* [What to produce]: Tally up every line in the records beneath that has "Chlor", and write down only the total.
***
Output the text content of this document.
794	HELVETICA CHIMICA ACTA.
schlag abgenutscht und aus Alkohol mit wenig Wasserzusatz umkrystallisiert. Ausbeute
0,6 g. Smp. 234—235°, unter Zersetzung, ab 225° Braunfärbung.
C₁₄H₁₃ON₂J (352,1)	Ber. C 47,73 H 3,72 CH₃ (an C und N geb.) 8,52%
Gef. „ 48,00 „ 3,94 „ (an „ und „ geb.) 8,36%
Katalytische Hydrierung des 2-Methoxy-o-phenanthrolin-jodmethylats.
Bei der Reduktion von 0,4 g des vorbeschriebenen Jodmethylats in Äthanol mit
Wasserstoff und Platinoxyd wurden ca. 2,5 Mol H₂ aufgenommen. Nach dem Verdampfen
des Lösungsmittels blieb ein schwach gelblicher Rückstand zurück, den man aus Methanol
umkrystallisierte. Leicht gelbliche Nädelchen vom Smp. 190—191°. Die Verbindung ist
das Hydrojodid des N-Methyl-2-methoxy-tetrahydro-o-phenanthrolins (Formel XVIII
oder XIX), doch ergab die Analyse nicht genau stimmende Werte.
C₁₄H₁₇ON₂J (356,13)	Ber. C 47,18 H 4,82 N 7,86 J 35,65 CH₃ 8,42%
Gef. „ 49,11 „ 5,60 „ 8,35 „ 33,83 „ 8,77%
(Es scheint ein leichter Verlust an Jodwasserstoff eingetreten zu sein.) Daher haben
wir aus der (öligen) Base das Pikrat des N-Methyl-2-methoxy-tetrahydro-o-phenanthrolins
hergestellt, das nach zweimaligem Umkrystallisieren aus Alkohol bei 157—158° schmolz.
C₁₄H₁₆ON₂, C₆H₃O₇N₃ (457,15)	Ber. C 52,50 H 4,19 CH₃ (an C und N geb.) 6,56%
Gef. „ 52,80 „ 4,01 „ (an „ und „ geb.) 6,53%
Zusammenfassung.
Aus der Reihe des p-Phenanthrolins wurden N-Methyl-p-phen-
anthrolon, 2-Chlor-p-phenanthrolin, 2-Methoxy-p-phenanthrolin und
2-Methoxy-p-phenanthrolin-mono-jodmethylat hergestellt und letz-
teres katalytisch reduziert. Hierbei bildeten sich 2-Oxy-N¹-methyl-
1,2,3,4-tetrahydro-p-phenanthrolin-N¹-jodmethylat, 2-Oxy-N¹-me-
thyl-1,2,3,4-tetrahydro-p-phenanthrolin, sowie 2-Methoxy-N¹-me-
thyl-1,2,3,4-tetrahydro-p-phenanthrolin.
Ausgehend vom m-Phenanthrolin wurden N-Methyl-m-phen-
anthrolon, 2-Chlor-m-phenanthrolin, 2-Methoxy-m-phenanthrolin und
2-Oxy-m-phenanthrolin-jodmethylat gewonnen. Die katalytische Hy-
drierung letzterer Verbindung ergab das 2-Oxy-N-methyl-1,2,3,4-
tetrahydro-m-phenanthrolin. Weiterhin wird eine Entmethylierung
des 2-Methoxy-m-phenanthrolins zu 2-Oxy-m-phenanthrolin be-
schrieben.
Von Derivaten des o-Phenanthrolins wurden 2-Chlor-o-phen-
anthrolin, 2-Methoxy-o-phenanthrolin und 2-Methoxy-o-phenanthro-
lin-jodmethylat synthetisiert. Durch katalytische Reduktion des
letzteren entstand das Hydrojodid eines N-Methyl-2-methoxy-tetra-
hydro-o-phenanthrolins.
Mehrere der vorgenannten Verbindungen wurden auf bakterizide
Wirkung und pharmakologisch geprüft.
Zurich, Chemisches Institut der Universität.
***
* [Answer for the task]: 3